**Items**
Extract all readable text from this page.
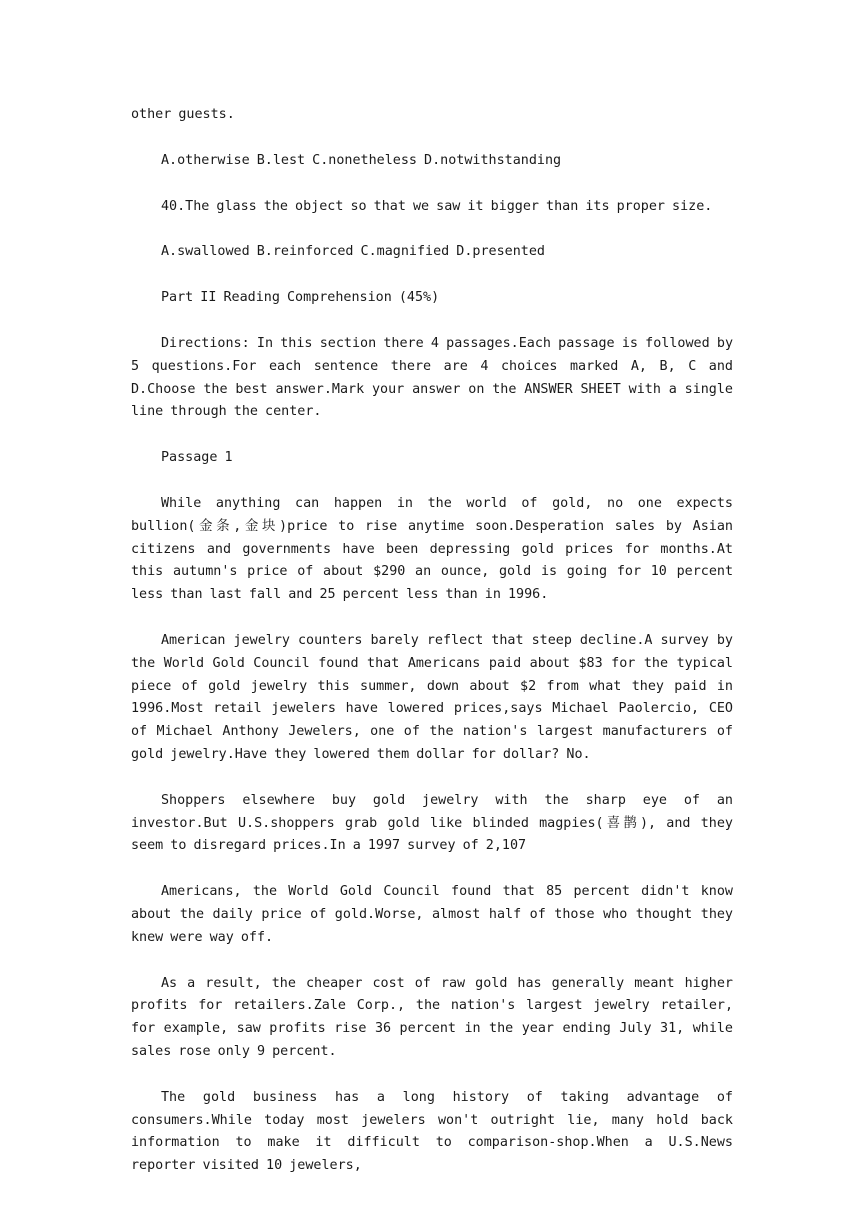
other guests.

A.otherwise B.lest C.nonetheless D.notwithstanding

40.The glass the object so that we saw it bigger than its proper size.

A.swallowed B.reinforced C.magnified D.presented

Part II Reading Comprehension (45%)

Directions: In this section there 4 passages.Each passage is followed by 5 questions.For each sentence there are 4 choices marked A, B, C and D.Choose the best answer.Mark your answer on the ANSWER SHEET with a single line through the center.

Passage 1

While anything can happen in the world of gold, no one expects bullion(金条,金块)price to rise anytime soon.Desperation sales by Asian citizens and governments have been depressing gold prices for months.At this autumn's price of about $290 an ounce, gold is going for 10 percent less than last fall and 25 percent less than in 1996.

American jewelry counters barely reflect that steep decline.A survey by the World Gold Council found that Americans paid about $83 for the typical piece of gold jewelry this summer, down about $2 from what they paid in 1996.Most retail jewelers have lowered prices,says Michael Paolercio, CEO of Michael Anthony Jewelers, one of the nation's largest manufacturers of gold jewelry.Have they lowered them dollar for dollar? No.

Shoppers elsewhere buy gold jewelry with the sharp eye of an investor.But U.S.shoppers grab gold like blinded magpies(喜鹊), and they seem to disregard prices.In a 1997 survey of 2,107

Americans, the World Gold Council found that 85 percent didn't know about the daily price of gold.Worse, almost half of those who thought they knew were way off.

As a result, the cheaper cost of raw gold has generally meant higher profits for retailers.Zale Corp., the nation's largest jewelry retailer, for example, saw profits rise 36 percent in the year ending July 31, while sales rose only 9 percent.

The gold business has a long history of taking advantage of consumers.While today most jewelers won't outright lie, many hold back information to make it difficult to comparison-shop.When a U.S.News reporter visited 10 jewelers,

**Aim**
Excluding the pictures, reproduce every entry exactly as given.

**Exercise response**
Extract all readable text from this page.
other guests.

A.otherwise B.lest C.nonetheless D.notwithstanding

40.The glass the object so that we saw it bigger than its proper size.

A.swallowed B.reinforced C.magnified D.presented

Part II Reading Comprehension (45%)

Directions: In this section there 4 passages.Each passage is followed by 5 questions.For each sentence there are 4 choices marked A, B, C and D.Choose the best answer.Mark your answer on the ANSWER SHEET with a single line through the center.

Passage 1

While anything can happen in the world of gold, no one expects bullion(金条,金块)price to rise anytime soon.Desperation sales by Asian citizens and governments have been depressing gold prices for months.At this autumn's price of about $290 an ounce, gold is going for 10 percent less than last fall and 25 percent less than in 1996.

American jewelry counters barely reflect that steep decline.A survey by the World Gold Council found that Americans paid about $83 for the typical piece of gold jewelry this summer, down about $2 from what they paid in 1996.Most retail jewelers have lowered prices,says Michael Paolercio, CEO of Michael Anthony Jewelers, one of the nation's largest manufacturers of gold jewelry.Have they lowered them dollar for dollar? No.

Shoppers elsewhere buy gold jewelry with the sharp eye of an investor.But U.S.shoppers grab gold like blinded magpies(喜鹊), and they seem to disregard prices.In a 1997 survey of 2,107

Americans, the World Gold Council found that 85 percent didn't know about the daily price of gold.Worse, almost half of those who thought they knew were way off.

As a result, the cheaper cost of raw gold has generally meant higher profits for retailers.Zale Corp., the nation's largest jewelry retailer, for example, saw profits rise 36 percent in the year ending July 31, while sales rose only 9 percent.

The gold business has a long history of taking advantage of consumers.While today most jewelers won't outright lie, many hold back information to make it difficult to comparison-shop.When a U.S.News reporter visited 10 jewelers,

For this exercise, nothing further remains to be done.